_Data excerpts:_
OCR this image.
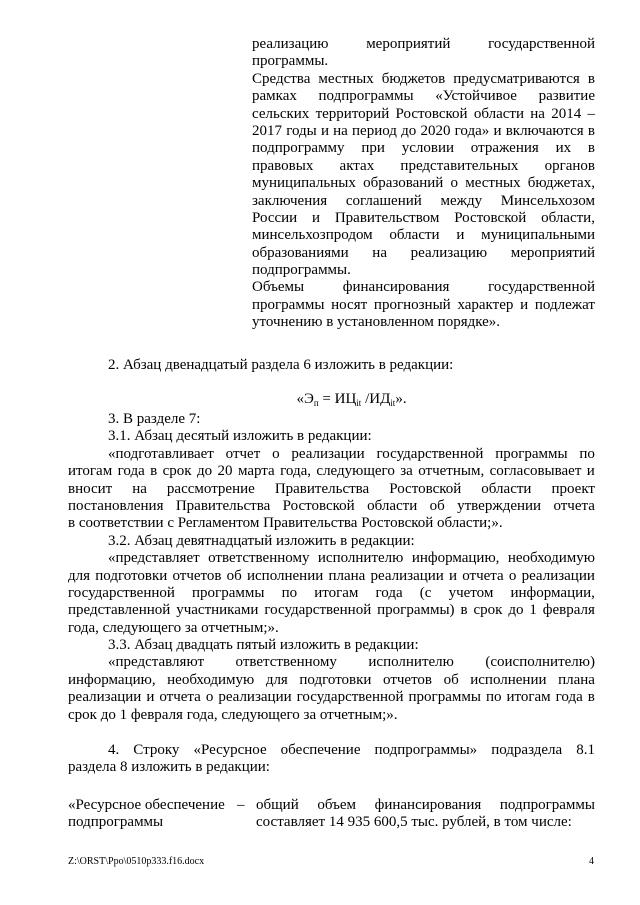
реализацию	мероприятий	государственной
программы.
Средства местных бюджетов предусматриваются в
рамках подпрограммы «Устойчивое развитие
сельских территорий Ростовской области на 2014 –
2017 годы и на период до 2020 года» и включаются в
подпрограмму при условии отражения их в
правовых актах представительных органов
муниципальных образований о местных бюджетах,
заключения соглашений между Минсельхозом
России и Правительством Ростовской области,
минсельхозпродом области и муниципальными
образованиями на реализацию мероприятий
подпрограммы.
Объемы	финансирования	государственной
программы носят прогнозный характер и подлежат
уточнению в установленном порядке».
2. Абзац двенадцатый раздела 6 изложить в редакции:
«$Э_п = ИЦ_{it}$ $/ИД_{it}$».
3. В разделе 7:
3.1. Абзац десятый изложить в редакции:
«подготавливает отчет о реализации государственной программы по
итогам года в срок до 20 марта года, следующего за отчетным, согласовывает и
вносит на рассмотрение Правительства Ростовской области проект
постановления Правительства Ростовской области об утверждении отчета
в соответствии с Регламентом Правительства Ростовской области;».
3.2. Абзац девятнадцатый изложить в редакции:
«представляет ответственному исполнителю информацию, необходимую
для подготовки отчетов об исполнении плана реализации и отчета о реализации
государственной программы по итогам года (с учетом информации,
представленной участниками государственной программы) в срок до 1 февраля
года, следующего за отчетным;».
3.3. Абзац двадцать пятый изложить в редакции:
«представляют ответственному исполнителю (соисполнителю)
информацию, необходимую для подготовки отчетов об исполнении плана
реализации и отчета о реализации государственной программы по итогам года в
срок до 1 февраля года, следующего за отчетным;».
4. Строку «Ресурсное обеспечение подпрограммы» подраздела 8.1
раздела 8 изложить в редакции:
«Ресурсное обеспечение
подпрограммы
– общий объем финансирования подпрограммы
составляет 14 935 600,5 тыс. рублей, в том числе:
Z:\ORST\Ppo\0510p333.f16.docx	4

_The problem:_
Leave the pictures out and copy the rest of the data exactly.

_Finished task:_
OCR this image.
реализацию	мероприятий	государственной
программы.
Средства местных бюджетов предусматриваются в
рамках подпрограммы «Устойчивое развитие
сельских территорий Ростовской области на 2014 –
2017 годы и на период до 2020 года» и включаются в
подпрограмму при условии отражения их в
правовых актах представительных органов
муниципальных образований о местных бюджетах,
заключения соглашений между Минсельхозом
России и Правительством Ростовской области,
минсельхозпродом области и муниципальными
образованиями на реализацию мероприятий
подпрограммы.
Объемы	финансирования	государственной
программы носят прогнозный характер и подлежат
уточнению в установленном порядке».
2. Абзац двенадцатый раздела 6 изложить в редакции:
«$Э_п = ИЦ_{it}$ $/ИД_{it}$».
3. В разделе 7:
3.1. Абзац десятый изложить в редакции:
«подготавливает отчет о реализации государственной программы по
итогам года в срок до 20 марта года, следующего за отчетным, согласовывает и
вносит на рассмотрение Правительства Ростовской области проект
постановления Правительства Ростовской области об утверждении отчета
в соответствии с Регламентом Правительства Ростовской области;».
3.2. Абзац девятнадцатый изложить в редакции:
«представляет ответственному исполнителю информацию, необходимую
для подготовки отчетов об исполнении плана реализации и отчета о реализации
государственной программы по итогам года (с учетом информации,
представленной участниками государственной программы) в срок до 1 февраля
года, следующего за отчетным;».
3.3. Абзац двадцать пятый изложить в редакции:
«представляют ответственному исполнителю (соисполнителю)
информацию, необходимую для подготовки отчетов об исполнении плана
реализации и отчета о реализации государственной программы по итогам года в
срок до 1 февраля года, следующего за отчетным;».
4. Строку «Ресурсное обеспечение подпрограммы» подраздела 8.1
раздела 8 изложить в редакции:
«Ресурсное обеспечение
подпрограммы
– общий объем финансирования подпрограммы
составляет 14 935 600,5 тыс. рублей, в том числе:
Z:\ORST\Ppo\0510p333.f16.docx	4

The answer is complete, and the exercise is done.